Exercise description:
Without the pictures, reproduce the records that follow exactly.
[start of Given records]
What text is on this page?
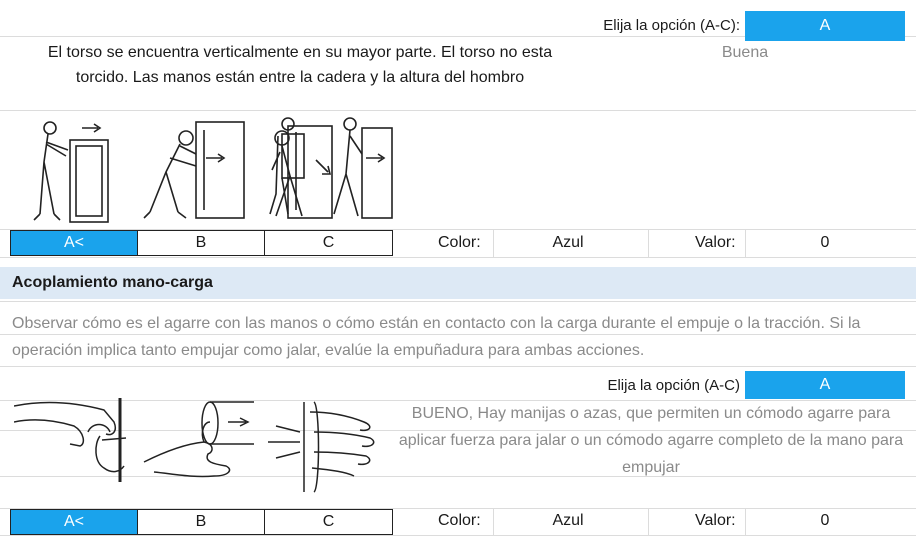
Elija la opción (A-C):	A
Buena
El torso se encuentra verticalmente en su mayor parte. El torso no esta torcido. Las manos están entre la cadera y la altura del hombro
A<	B	C	Color:	Azul	Valor:	0
Acoplamiento mano-carga
Observar cómo es el agarre con las manos o cómo están en contacto con la carga durante el empuje o la tracción. Si la operación implica tanto empujar como jalar, evalúe la empuñadura para ambas acciones.
Elija la opción (A-C)	A
BUENO, Hay manijas o azas, que permiten un cómodo agarre para aplicar fuerza para jalar o un cómodo agarre completo de la mano para empujar
A<	B	C	Color:	Azul	Valor:	0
[end of Given records]
Output:
What text is on this page?
Elija la opción (A-C):	A
Buena
El torso se encuentra verticalmente en su mayor parte. El torso no esta torcido. Las manos están entre la cadera y la altura del hombro
A<	B	C	Color:	Azul	Valor:	0
Acoplamiento mano-carga
Observar cómo es el agarre con las manos o cómo están en contacto con la carga durante el empuje o la tracción. Si la operación implica tanto empujar como jalar, evalúe la empuñadura para ambas acciones.
Elija la opción (A-C)	A
BUENO, Hay manijas o azas, que permiten un cómodo agarre para aplicar fuerza para jalar o un cómodo agarre completo de la mano para empujar
A<	B	C	Color:	Azul	Valor:	0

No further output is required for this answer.